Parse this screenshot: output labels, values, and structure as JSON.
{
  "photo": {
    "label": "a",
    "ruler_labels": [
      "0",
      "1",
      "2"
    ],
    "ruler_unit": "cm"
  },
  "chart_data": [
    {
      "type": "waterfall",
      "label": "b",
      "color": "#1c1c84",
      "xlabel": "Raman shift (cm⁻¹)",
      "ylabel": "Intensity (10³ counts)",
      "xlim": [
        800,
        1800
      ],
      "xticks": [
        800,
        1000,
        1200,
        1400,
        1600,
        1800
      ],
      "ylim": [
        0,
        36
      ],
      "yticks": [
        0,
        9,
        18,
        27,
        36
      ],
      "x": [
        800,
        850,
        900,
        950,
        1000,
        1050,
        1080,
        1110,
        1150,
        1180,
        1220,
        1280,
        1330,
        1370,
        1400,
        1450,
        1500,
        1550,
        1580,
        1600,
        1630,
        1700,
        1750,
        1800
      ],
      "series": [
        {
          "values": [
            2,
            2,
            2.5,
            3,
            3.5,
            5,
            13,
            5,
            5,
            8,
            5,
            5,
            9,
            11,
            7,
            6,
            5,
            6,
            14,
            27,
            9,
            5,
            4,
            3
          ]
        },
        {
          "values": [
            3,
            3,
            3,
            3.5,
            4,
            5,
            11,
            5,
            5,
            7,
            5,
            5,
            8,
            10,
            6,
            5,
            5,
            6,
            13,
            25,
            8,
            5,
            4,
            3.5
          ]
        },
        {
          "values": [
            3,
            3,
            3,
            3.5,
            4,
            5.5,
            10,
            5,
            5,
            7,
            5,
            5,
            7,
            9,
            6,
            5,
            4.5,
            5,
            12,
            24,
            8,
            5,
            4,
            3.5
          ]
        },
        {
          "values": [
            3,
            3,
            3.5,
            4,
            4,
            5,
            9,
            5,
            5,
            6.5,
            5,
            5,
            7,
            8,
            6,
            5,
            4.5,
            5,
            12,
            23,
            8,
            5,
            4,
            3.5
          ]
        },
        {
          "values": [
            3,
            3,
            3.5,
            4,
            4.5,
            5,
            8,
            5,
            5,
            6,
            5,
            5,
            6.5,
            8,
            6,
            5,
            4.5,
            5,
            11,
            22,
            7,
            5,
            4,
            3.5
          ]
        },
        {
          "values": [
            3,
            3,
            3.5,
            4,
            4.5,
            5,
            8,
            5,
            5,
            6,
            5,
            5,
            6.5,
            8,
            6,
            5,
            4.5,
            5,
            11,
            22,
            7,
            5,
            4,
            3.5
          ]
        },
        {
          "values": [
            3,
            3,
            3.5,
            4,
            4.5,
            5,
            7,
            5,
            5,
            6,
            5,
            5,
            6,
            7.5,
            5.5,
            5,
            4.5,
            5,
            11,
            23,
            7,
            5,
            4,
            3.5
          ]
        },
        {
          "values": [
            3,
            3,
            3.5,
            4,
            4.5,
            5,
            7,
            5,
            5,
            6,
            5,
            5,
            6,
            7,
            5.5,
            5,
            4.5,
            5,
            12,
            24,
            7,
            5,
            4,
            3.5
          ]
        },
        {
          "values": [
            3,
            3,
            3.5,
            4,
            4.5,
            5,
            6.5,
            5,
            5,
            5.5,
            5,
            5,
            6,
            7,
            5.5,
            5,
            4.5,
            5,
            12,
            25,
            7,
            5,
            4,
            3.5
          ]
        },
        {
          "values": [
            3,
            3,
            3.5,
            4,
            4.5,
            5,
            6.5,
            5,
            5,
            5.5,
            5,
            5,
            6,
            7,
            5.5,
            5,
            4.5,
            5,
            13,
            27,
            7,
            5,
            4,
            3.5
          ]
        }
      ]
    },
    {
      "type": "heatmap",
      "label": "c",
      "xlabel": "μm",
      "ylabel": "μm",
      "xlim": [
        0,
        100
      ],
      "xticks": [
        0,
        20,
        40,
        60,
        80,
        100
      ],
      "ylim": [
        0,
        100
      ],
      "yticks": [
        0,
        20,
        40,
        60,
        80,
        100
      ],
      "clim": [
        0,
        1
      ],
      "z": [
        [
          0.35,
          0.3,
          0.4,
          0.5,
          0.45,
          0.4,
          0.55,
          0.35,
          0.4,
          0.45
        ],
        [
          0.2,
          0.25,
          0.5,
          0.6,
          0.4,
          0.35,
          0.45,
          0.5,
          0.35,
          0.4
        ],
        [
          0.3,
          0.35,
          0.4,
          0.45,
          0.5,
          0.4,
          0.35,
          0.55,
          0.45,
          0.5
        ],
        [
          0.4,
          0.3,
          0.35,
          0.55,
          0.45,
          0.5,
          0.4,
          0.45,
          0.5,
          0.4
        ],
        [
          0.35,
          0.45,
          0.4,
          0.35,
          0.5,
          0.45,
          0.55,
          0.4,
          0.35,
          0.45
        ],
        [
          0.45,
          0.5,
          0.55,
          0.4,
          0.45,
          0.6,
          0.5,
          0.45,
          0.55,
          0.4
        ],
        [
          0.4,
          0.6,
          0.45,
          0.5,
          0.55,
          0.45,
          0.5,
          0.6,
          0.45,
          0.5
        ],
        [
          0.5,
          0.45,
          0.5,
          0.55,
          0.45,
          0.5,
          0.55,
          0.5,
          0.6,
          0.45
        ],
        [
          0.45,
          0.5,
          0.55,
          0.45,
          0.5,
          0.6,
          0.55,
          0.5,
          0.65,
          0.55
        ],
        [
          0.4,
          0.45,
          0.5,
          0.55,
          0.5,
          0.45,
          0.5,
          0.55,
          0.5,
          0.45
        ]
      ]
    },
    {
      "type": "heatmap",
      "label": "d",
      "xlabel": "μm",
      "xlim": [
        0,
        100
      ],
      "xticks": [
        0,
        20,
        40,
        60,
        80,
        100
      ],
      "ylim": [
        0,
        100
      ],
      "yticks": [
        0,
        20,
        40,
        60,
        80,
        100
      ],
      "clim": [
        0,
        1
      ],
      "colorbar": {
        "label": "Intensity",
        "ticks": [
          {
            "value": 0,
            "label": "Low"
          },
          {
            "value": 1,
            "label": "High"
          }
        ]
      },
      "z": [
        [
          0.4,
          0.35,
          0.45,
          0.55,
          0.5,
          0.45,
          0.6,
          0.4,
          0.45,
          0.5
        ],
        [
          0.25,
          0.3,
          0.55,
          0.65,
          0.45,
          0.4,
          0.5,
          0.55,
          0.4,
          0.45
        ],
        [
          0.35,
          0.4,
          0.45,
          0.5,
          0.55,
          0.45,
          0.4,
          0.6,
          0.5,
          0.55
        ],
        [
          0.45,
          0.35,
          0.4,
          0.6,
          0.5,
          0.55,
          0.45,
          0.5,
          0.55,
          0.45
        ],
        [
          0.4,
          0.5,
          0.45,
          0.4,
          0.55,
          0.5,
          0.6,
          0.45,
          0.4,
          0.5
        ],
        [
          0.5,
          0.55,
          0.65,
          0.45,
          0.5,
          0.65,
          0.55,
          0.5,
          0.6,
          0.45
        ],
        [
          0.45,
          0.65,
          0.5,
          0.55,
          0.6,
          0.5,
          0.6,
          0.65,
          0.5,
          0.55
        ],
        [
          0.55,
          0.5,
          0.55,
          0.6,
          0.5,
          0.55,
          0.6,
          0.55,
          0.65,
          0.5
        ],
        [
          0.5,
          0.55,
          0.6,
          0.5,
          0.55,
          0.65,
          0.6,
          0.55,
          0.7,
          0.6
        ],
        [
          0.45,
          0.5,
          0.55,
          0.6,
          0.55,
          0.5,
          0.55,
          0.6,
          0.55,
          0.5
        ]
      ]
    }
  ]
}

:: Aim ::
Every entry should be printed again exactly as written.

:: Finished answer ::
Parse this screenshot: output labels, values, and structure as JSON.
{
  "photo": {
    "label": "a",
    "ruler_labels": [
      "0",
      "1",
      "2"
    ],
    "ruler_unit": "cm"
  },
  "chart_data": [
    {
      "type": "waterfall",
      "label": "b",
      "color": "#1c1c84",
      "xlabel": "Raman shift (cm⁻¹)",
      "ylabel": "Intensity (10³ counts)",
      "xlim": [
        800,
        1800
      ],
      "xticks": [
        800,
        1000,
        1200,
        1400,
        1600,
        1800
      ],
      "ylim": [
        0,
        36
      ],
      "yticks": [
        0,
        9,
        18,
        27,
        36
      ],
      "x": [
        800,
        850,
        900,
        950,
        1000,
        1050,
        1080,
        1110,
        1150,
        1180,
        1220,
        1280,
        1330,
        1370,
        1400,
        1450,
        1500,
        1550,
        1580,
        1600,
        1630,
        1700,
        1750,
        1800
      ],
      "series": [
        {
          "values": [
            2,
            2,
            2.5,
            3,
            3.5,
            5,
            13,
            5,
            5,
            8,
            5,
            5,
            9,
            11,
            7,
            6,
            5,
            6,
            14,
            27,
            9,
            5,
            4,
            3
          ]
        },
        {
          "values": [
            3,
            3,
            3,
            3.5,
            4,
            5,
            11,
            5,
            5,
            7,
            5,
            5,
            8,
            10,
            6,
            5,
            5,
            6,
            13,
            25,
            8,
            5,
            4,
            3.5
          ]
        },
        {
          "values": [
            3,
            3,
            3,
            3.5,
            4,
            5.5,
            10,
            5,
            5,
            7,
            5,
            5,
            7,
            9,
            6,
            5,
            4.5,
            5,
            12,
            24,
            8,
            5,
            4,
            3.5
          ]
        },
        {
          "values": [
            3,
            3,
            3.5,
            4,
            4,
            5,
            9,
            5,
            5,
            6.5,
            5,
            5,
            7,
            8,
            6,
            5,
            4.5,
            5,
            12,
            23,
            8,
            5,
            4,
            3.5
          ]
        },
        {
          "values": [
            3,
            3,
            3.5,
            4,
            4.5,
            5,
            8,
            5,
            5,
            6,
            5,
            5,
            6.5,
            8,
            6,
            5,
            4.5,
            5,
            11,
            22,
            7,
            5,
            4,
            3.5
          ]
        },
        {
          "values": [
            3,
            3,
            3.5,
            4,
            4.5,
            5,
            8,
            5,
            5,
            6,
            5,
            5,
            6.5,
            8,
            6,
            5,
            4.5,
            5,
            11,
            22,
            7,
            5,
            4,
            3.5
          ]
        },
        {
          "values": [
            3,
            3,
            3.5,
            4,
            4.5,
            5,
            7,
            5,
            5,
            6,
            5,
            5,
            6,
            7.5,
            5.5,
            5,
            4.5,
            5,
            11,
            23,
            7,
            5,
            4,
            3.5
          ]
        },
        {
          "values": [
            3,
            3,
            3.5,
            4,
            4.5,
            5,
            7,
            5,
            5,
            6,
            5,
            5,
            6,
            7,
            5.5,
            5,
            4.5,
            5,
            12,
            24,
            7,
            5,
            4,
            3.5
          ]
        },
        {
          "values": [
            3,
            3,
            3.5,
            4,
            4.5,
            5,
            6.5,
            5,
            5,
            5.5,
            5,
            5,
            6,
            7,
            5.5,
            5,
            4.5,
            5,
            12,
            25,
            7,
            5,
            4,
            3.5
          ]
        },
        {
          "values": [
            3,
            3,
            3.5,
            4,
            4.5,
            5,
            6.5,
            5,
            5,
            5.5,
            5,
            5,
            6,
            7,
            5.5,
            5,
            4.5,
            5,
            13,
            27,
            7,
            5,
            4,
            3.5
          ]
        }
      ]
    },
    {
      "type": "heatmap",
      "label": "c",
      "xlabel": "μm",
      "ylabel": "μm",
      "xlim": [
        0,
        100
      ],
      "xticks": [
        0,
        20,
        40,
        60,
        80,
        100
      ],
      "ylim": [
        0,
        100
      ],
      "yticks": [
        0,
        20,
        40,
        60,
        80,
        100
      ],
      "clim": [
        0,
        1
      ],
      "z": [
        [
          0.35,
          0.3,
          0.4,
          0.5,
          0.45,
          0.4,
          0.55,
          0.35,
          0.4,
          0.45
        ],
        [
          0.2,
          0.25,
          0.5,
          0.6,
          0.4,
          0.35,
          0.45,
          0.5,
          0.35,
          0.4
        ],
        [
          0.3,
          0.35,
          0.4,
          0.45,
          0.5,
          0.4,
          0.35,
          0.55,
          0.45,
          0.5
        ],
        [
          0.4,
          0.3,
          0.35,
          0.55,
          0.45,
          0.5,
          0.4,
          0.45,
          0.5,
          0.4
        ],
        [
          0.35,
          0.45,
          0.4,
          0.35,
          0.5,
          0.45,
          0.55,
          0.4,
          0.35,
          0.45
        ],
        [
          0.45,
          0.5,
          0.55,
          0.4,
          0.45,
          0.6,
          0.5,
          0.45,
          0.55,
          0.4
        ],
        [
          0.4,
          0.6,
          0.45,
          0.5,
          0.55,
          0.45,
          0.5,
          0.6,
          0.45,
          0.5
        ],
        [
          0.5,
          0.45,
          0.5,
          0.55,
          0.45,
          0.5,
          0.55,
          0.5,
          0.6,
          0.45
        ],
        [
          0.45,
          0.5,
          0.55,
          0.45,
          0.5,
          0.6,
          0.55,
          0.5,
          0.65,
          0.55
        ],
        [
          0.4,
          0.45,
          0.5,
          0.55,
          0.5,
          0.45,
          0.5,
          0.55,
          0.5,
          0.45
        ]
      ]
    },
    {
      "type": "heatmap",
      "label": "d",
      "xlabel": "μm",
      "xlim": [
        0,
        100
      ],
      "xticks": [
        0,
        20,
        40,
        60,
        80,
        100
      ],
      "ylim": [
        0,
        100
      ],
      "yticks": [
        0,
        20,
        40,
        60,
        80,
        100
      ],
      "clim": [
        0,
        1
      ],
      "colorbar": {
        "label": "Intensity",
        "ticks": [
          {
            "value": 0,
            "label": "Low"
          },
          {
            "value": 1,
            "label": "High"
          }
        ]
      },
      "z": [
        [
          0.4,
          0.35,
          0.45,
          0.55,
          0.5,
          0.45,
          0.6,
          0.4,
          0.45,
          0.5
        ],
        [
          0.25,
          0.3,
          0.55,
          0.65,
          0.45,
          0.4,
          0.5,
          0.55,
          0.4,
          0.45
        ],
        [
          0.35,
          0.4,
          0.45,
          0.5,
          0.55,
          0.45,
          0.4,
          0.6,
          0.5,
          0.55
        ],
        [
          0.45,
          0.35,
          0.4,
          0.6,
          0.5,
          0.55,
          0.45,
          0.5,
          0.55,
          0.45
        ],
        [
          0.4,
          0.5,
          0.45,
          0.4,
          0.55,
          0.5,
          0.6,
          0.45,
          0.4,
          0.5
        ],
        [
          0.5,
          0.55,
          0.65,
          0.45,
          0.5,
          0.65,
          0.55,
          0.5,
          0.6,
          0.45
        ],
        [
          0.45,
          0.65,
          0.5,
          0.55,
          0.6,
          0.5,
          0.6,
          0.65,
          0.5,
          0.55
        ],
        [
          0.55,
          0.5,
          0.55,
          0.6,
          0.5,
          0.55,
          0.6,
          0.55,
          0.65,
          0.5
        ],
        [
          0.5,
          0.55,
          0.6,
          0.5,
          0.55,
          0.65,
          0.6,
          0.55,
          0.7,
          0.6
        ],
        [
          0.45,
          0.5,
          0.55,
          0.6,
          0.55,
          0.5,
          0.55,
          0.6,
          0.55,
          0.5
        ]
      ]
    }
  ]
}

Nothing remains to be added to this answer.